OBJECTIVE -
Copy all entries without alteration and skip the pictures they hold.

DATA EXTRACT -
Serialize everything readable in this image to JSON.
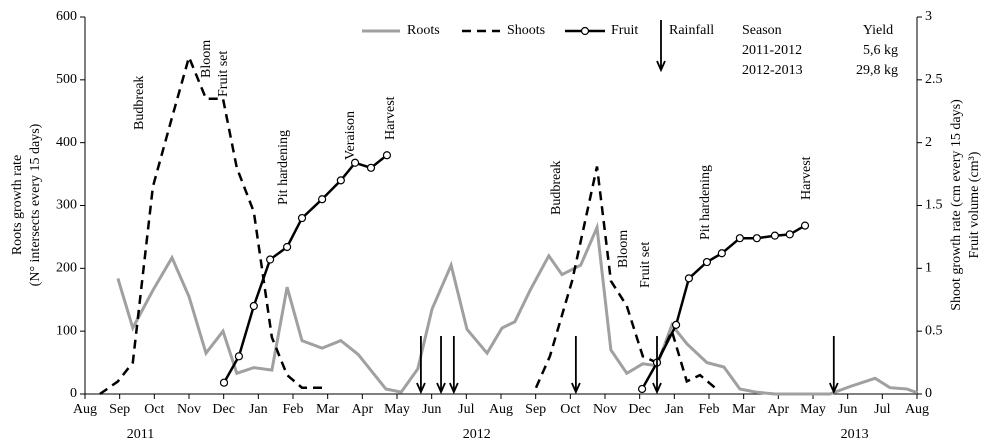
{
  "chart_data": {
    "type": "line",
    "x_axis_label_years": [
      "2011",
      "2012",
      "2013"
    ],
    "y_label": [
      "Roots growth rate",
      "(N° intersects  every 15 days)"
    ],
    "y2_label": [
      "Shoot growth rate (cm every 15 days)",
      "Fruit volume (cm³)"
    ],
    "xlim": [
      0,
      24
    ],
    "xticks": [
      {
        "value": 0,
        "label": "Aug"
      },
      {
        "value": 1,
        "label": "Sep"
      },
      {
        "value": 2,
        "label": "Oct"
      },
      {
        "value": 3,
        "label": "Nov"
      },
      {
        "value": 4,
        "label": "Dec"
      },
      {
        "value": 5,
        "label": "Jan"
      },
      {
        "value": 6,
        "label": "Feb"
      },
      {
        "value": 7,
        "label": "Mar"
      },
      {
        "value": 8,
        "label": "Apr"
      },
      {
        "value": 9,
        "label": "May"
      },
      {
        "value": 10,
        "label": "Jun"
      },
      {
        "value": 11,
        "label": "Jul"
      },
      {
        "value": 12,
        "label": "Aug"
      },
      {
        "value": 13,
        "label": "Sep"
      },
      {
        "value": 14,
        "label": "Oct"
      },
      {
        "value": 15,
        "label": "Nov"
      },
      {
        "value": 16,
        "label": "Dec"
      },
      {
        "value": 17,
        "label": "Jan"
      },
      {
        "value": 18,
        "label": "Feb"
      },
      {
        "value": 19,
        "label": "Mar"
      },
      {
        "value": 20,
        "label": "Apr"
      },
      {
        "value": 21,
        "label": "May"
      },
      {
        "value": 22,
        "label": "Jun"
      },
      {
        "value": 23,
        "label": "Jul"
      },
      {
        "value": 24,
        "label": "Aug"
      }
    ],
    "ylim": [
      0,
      600
    ],
    "yticks": [
      0,
      100,
      200,
      300,
      400,
      500,
      600
    ],
    "y2lim": [
      0,
      3
    ],
    "y2ticks": [
      0,
      0.5,
      1,
      1.5,
      2,
      2.5,
      3
    ],
    "series": [
      {
        "name": "Roots",
        "color": "#a0a0a0",
        "style": "solid",
        "axis": "y",
        "x": [
          0.95,
          1.38,
          1.96,
          2.51,
          3.0,
          3.49,
          3.98,
          4.38,
          4.87,
          5.39,
          5.83,
          6.26,
          6.84,
          7.38,
          7.88,
          8.68,
          9.12,
          9.6,
          10.01,
          10.56,
          11.02,
          11.6,
          12.03,
          12.4,
          12.84,
          13.38,
          13.76,
          14.3,
          14.77,
          15.17,
          15.63,
          16.09,
          16.5,
          16.93,
          17.36,
          17.94,
          18.43,
          18.89,
          19.35,
          19.9,
          21.49,
          22.07,
          22.79,
          23.22,
          23.71,
          24.0
        ],
        "values": [
          184,
          105,
          165,
          217,
          155,
          65,
          100,
          33,
          42,
          38,
          170,
          85,
          73,
          85,
          63,
          8,
          3,
          40,
          135,
          205,
          103,
          65,
          105,
          115,
          165,
          220,
          190,
          205,
          265,
          70,
          33,
          48,
          45,
          110,
          80,
          50,
          43,
          8,
          3,
          0,
          0,
          12,
          25,
          10,
          8,
          2
        ]
      },
      {
        "name": "Shoots",
        "color": "#000000",
        "style": "dashed",
        "axis": "y2",
        "x": [
          0.43,
          0.95,
          1.38,
          1.96,
          2.51,
          3.0,
          3.49,
          3.98,
          4.38,
          4.87,
          5.39,
          5.83,
          6.26,
          6.84,
          null,
          13.01,
          13.41,
          14.05,
          14.77,
          15.17,
          15.63,
          16.09,
          16.5,
          16.93,
          17.36,
          17.74,
          18.26
        ],
        "values": [
          0,
          0.1,
          0.25,
          1.65,
          2.2,
          2.68,
          2.35,
          2.35,
          1.8,
          1.45,
          0.45,
          0.15,
          0.05,
          0.05,
          null,
          0.05,
          0.3,
          0.9,
          1.81,
          0.9,
          0.7,
          0.3,
          0.25,
          0.5,
          0.1,
          0.15,
          0.03
        ]
      },
      {
        "name": "Fruit",
        "color": "#000000",
        "style": "solid-marker",
        "axis": "y2",
        "x": [
          4.01,
          4.44,
          4.87,
          5.34,
          5.83,
          6.26,
          6.84,
          7.38,
          7.79,
          8.25,
          8.71,
          null,
          16.07,
          16.5,
          17.05,
          17.42,
          17.94,
          18.37,
          18.89,
          19.38,
          19.9,
          20.33,
          20.77
        ],
        "values": [
          0.09,
          0.3,
          0.7,
          1.07,
          1.17,
          1.4,
          1.55,
          1.7,
          1.84,
          1.8,
          1.9,
          null,
          0.04,
          0.25,
          0.55,
          0.92,
          1.05,
          1.12,
          1.24,
          1.24,
          1.26,
          1.27,
          1.34
        ]
      }
    ],
    "rainfall": {
      "name": "Rainfall",
      "x": [
        9.69,
        10.27,
        10.64,
        14.16,
        16.5,
        21.6
      ]
    },
    "annotations": [
      "Budbreak",
      "Bloom",
      "Fruit set",
      "Pit hardening",
      "Veraison",
      "Harvest",
      "Budbreak",
      "Bloom",
      "Fruit set",
      "Pit hardening",
      "Harvest"
    ],
    "yield_table": {
      "headers": [
        "Season",
        "Yield"
      ],
      "rows": [
        [
          "2011-2012",
          "5,6 kg"
        ],
        [
          "2012-2013",
          "29,8 kg"
        ]
      ]
    }
  }
}
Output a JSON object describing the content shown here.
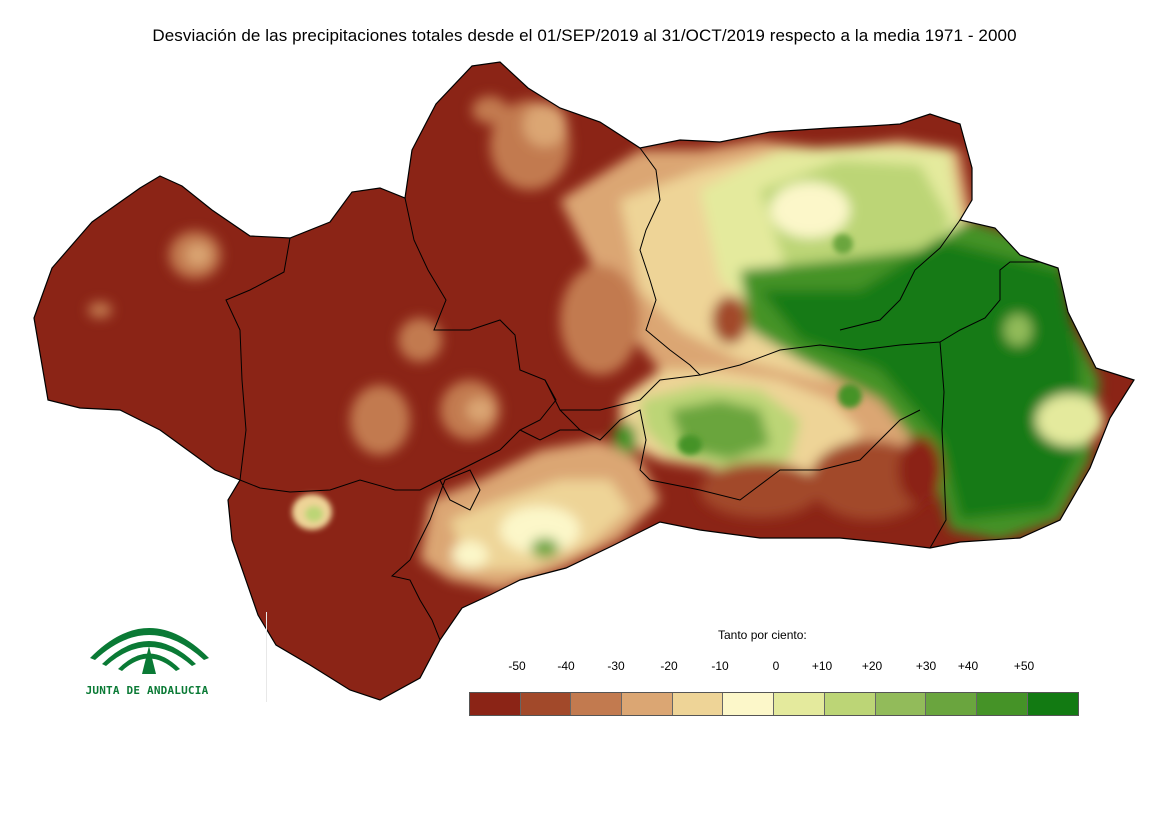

SOLUTION -
Serialize everything readable in this image to JSON.
{
  "chart_data": {
    "type": "line",
    "x_axis_label_years": [
      "2011",
      "2012",
      "2013"
    ],
    "y_label": [
      "Roots growth rate",
      "(N° intersects  every 15 days)"
    ],
    "y2_label": [
      "Shoot growth rate (cm every 15 days)",
      "Fruit volume (cm³)"
    ],
    "xlim": [
      0,
      24
    ],
    "xticks": [
      {
        "value": 0,
        "label": "Aug"
      },
      {
        "value": 1,
        "label": "Sep"
      },
      {
        "value": 2,
        "label": "Oct"
      },
      {
        "value": 3,
        "label": "Nov"
      },
      {
        "value": 4,
        "label": "Dec"
      },
      {
        "value": 5,
        "label": "Jan"
      },
      {
        "value": 6,
        "label": "Feb"
      },
      {
        "value": 7,
        "label": "Mar"
      },
      {
        "value": 8,
        "label": "Apr"
      },
      {
        "value": 9,
        "label": "May"
      },
      {
        "value": 10,
        "label": "Jun"
      },
      {
        "value": 11,
        "label": "Jul"
      },
      {
        "value": 12,
        "label": "Aug"
      },
      {
        "value": 13,
        "label": "Sep"
      },
      {
        "value": 14,
        "label": "Oct"
      },
      {
        "value": 15,
        "label": "Nov"
      },
      {
        "value": 16,
        "label": "Dec"
      },
      {
        "value": 17,
        "label": "Jan"
      },
      {
        "value": 18,
        "label": "Feb"
      },
      {
        "value": 19,
        "label": "Mar"
      },
      {
        "value": 20,
        "label": "Apr"
      },
      {
        "value": 21,
        "label": "May"
      },
      {
        "value": 22,
        "label": "Jun"
      },
      {
        "value": 23,
        "label": "Jul"
      },
      {
        "value": 24,
        "label": "Aug"
      }
    ],
    "ylim": [
      0,
      600
    ],
    "yticks": [
      0,
      100,
      200,
      300,
      400,
      500,
      600
    ],
    "y2lim": [
      0,
      3
    ],
    "y2ticks": [
      0,
      0.5,
      1,
      1.5,
      2,
      2.5,
      3
    ],
    "series": [
      {
        "name": "Roots",
        "color": "#a0a0a0",
        "style": "solid",
        "axis": "y",
        "x": [
          0.95,
          1.38,
          1.96,
          2.51,
          3.0,
          3.49,
          3.98,
          4.38,
          4.87,
          5.39,
          5.83,
          6.26,
          6.84,
          7.38,
          7.88,
          8.68,
          9.12,
          9.6,
          10.01,
          10.56,
          11.02,
          11.6,
          12.03,
          12.4,
          12.84,
          13.38,
          13.76,
          14.3,
          14.77,
          15.17,
          15.63,
          16.09,
          16.5,
          16.93,
          17.36,
          17.94,
          18.43,
          18.89,
          19.35,
          19.9,
          21.49,
          22.07,
          22.79,
          23.22,
          23.71,
          24.0
        ],
        "values": [
          184,
          105,
          165,
          217,
          155,
          65,
          100,
          33,
          42,
          38,
          170,
          85,
          73,
          85,
          63,
          8,
          3,
          40,
          135,
          205,
          103,
          65,
          105,
          115,
          165,
          220,
          190,
          205,
          265,
          70,
          33,
          48,
          45,
          110,
          80,
          50,
          43,
          8,
          3,
          0,
          0,
          12,
          25,
          10,
          8,
          2
        ]
      },
      {
        "name": "Shoots",
        "color": "#000000",
        "style": "dashed",
        "axis": "y2",
        "x": [
          0.43,
          0.95,
          1.38,
          1.96,
          2.51,
          3.0,
          3.49,
          3.98,
          4.38,
          4.87,
          5.39,
          5.83,
          6.26,
          6.84,
          null,
          13.01,
          13.41,
          14.05,
          14.77,
          15.17,
          15.63,
          16.09,
          16.5,
          16.93,
          17.36,
          17.74,
          18.26
        ],
        "values": [
          0,
          0.1,
          0.25,
          1.65,
          2.2,
          2.68,
          2.35,
          2.35,
          1.8,
          1.45,
          0.45,
          0.15,
          0.05,
          0.05,
          null,
          0.05,
          0.3,
          0.9,
          1.81,
          0.9,
          0.7,
          0.3,
          0.25,
          0.5,
          0.1,
          0.15,
          0.03
        ]
      },
      {
        "name": "Fruit",
        "color": "#000000",
        "style": "solid-marker",
        "axis": "y2",
        "x": [
          4.01,
          4.44,
          4.87,
          5.34,
          5.83,
          6.26,
          6.84,
          7.38,
          7.79,
          8.25,
          8.71,
          null,
          16.07,
          16.5,
          17.05,
          17.42,
          17.94,
          18.37,
          18.89,
          19.38,
          19.9,
          20.33,
          20.77
        ],
        "values": [
          0.09,
          0.3,
          0.7,
          1.07,
          1.17,
          1.4,
          1.55,
          1.7,
          1.84,
          1.8,
          1.9,
          null,
          0.04,
          0.25,
          0.55,
          0.92,
          1.05,
          1.12,
          1.24,
          1.24,
          1.26,
          1.27,
          1.34
        ]
      }
    ],
    "rainfall": {
      "name": "Rainfall",
      "x": [
        9.69,
        10.27,
        10.64,
        14.16,
        16.5,
        21.6
      ]
    },
    "annotations": [
      "Budbreak",
      "Bloom",
      "Fruit set",
      "Pit hardening",
      "Veraison",
      "Harvest",
      "Budbreak",
      "Bloom",
      "Fruit set",
      "Pit hardening",
      "Harvest"
    ],
    "yield_table": {
      "headers": [
        "Season",
        "Yield"
      ],
      "rows": [
        [
          "2011-2012",
          "5,6 kg"
        ],
        [
          "2012-2013",
          "29,8 kg"
        ]
      ]
    }
  }
}
Output a JSON object describing the content shown here.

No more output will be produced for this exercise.